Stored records
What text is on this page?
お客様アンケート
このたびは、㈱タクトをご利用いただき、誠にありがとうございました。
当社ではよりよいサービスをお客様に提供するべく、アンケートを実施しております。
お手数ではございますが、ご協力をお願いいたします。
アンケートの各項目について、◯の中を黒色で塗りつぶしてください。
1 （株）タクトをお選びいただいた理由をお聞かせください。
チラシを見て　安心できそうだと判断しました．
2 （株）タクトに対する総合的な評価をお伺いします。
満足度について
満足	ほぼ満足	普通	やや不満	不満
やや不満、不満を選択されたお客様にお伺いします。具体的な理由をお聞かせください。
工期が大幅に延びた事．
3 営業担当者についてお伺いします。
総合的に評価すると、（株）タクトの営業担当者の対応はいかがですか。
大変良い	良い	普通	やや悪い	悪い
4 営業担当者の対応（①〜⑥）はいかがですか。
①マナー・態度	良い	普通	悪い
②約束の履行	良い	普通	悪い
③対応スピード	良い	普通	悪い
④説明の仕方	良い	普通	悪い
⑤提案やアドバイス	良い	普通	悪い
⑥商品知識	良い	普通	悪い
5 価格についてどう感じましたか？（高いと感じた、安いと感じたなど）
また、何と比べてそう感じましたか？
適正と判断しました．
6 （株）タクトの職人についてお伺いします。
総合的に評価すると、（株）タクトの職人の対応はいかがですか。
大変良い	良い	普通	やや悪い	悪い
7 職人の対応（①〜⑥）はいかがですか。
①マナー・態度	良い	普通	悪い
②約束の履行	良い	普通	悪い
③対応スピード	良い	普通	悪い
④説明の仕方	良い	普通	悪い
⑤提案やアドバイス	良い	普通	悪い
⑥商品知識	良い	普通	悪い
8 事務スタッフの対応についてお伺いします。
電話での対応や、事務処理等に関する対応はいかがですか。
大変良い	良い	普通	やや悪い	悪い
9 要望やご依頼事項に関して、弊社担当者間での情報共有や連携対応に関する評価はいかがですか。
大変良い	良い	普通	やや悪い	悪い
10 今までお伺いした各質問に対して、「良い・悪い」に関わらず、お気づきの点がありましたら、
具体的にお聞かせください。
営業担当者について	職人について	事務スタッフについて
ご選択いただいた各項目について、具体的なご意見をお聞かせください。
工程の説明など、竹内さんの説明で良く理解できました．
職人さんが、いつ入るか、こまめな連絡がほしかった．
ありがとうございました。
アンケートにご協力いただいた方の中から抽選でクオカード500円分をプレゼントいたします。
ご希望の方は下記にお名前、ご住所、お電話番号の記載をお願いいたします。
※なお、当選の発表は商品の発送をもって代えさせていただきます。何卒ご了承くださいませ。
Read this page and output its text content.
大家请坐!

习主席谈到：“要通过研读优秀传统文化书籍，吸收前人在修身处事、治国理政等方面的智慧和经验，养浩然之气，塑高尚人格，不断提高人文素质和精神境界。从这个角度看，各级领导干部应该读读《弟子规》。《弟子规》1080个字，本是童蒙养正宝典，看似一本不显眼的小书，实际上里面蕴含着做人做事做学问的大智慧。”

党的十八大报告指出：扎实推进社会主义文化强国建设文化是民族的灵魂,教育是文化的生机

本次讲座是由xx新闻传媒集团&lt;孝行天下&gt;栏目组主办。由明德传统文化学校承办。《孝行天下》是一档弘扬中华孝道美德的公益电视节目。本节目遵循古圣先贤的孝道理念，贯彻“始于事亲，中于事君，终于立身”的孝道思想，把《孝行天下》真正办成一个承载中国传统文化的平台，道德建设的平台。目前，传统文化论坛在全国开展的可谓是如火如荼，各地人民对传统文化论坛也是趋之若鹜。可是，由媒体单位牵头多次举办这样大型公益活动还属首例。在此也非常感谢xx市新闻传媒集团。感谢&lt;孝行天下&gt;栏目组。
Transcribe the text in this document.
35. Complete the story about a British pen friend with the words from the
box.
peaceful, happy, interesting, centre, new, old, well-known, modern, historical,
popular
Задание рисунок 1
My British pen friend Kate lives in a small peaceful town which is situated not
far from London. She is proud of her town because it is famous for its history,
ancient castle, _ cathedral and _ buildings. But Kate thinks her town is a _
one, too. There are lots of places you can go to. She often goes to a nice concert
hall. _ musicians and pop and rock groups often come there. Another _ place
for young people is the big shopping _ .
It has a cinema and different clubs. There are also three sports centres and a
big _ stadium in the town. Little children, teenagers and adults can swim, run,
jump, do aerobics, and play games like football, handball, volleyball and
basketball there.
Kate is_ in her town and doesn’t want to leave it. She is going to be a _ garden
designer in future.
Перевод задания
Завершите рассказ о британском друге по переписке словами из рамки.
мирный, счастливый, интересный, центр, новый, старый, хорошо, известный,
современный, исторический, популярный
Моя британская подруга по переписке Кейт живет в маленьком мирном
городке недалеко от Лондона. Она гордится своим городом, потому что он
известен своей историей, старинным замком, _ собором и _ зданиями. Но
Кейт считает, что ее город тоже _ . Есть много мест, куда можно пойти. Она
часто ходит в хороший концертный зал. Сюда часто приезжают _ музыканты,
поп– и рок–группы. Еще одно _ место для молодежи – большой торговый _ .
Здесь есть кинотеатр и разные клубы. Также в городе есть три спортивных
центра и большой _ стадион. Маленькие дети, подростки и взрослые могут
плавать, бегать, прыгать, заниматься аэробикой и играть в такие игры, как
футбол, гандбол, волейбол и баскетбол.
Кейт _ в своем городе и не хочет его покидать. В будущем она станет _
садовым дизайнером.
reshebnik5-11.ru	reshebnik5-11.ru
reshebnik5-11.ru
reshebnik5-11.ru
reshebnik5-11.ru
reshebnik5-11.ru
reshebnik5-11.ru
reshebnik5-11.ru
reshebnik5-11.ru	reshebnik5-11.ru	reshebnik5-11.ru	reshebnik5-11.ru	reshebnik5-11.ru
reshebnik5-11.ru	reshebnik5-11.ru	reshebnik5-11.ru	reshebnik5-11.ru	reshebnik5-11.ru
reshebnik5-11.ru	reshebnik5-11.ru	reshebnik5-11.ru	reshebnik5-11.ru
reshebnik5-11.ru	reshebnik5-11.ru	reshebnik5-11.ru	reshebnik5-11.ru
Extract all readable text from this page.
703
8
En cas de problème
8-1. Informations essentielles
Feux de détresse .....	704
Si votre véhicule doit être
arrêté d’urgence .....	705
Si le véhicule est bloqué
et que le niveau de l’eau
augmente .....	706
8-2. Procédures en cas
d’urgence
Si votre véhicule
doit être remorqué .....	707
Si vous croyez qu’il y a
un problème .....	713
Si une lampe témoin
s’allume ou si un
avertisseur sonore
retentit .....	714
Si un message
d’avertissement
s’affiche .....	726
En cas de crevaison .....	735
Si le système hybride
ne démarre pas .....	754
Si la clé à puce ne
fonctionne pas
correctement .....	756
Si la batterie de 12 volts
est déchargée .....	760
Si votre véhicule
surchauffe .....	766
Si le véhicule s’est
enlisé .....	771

## Direction:
Find the lines with the string "être" and reproduce them.

## Answer to this problem:
Si votre véhicule doit être
doit être remorqué .....	707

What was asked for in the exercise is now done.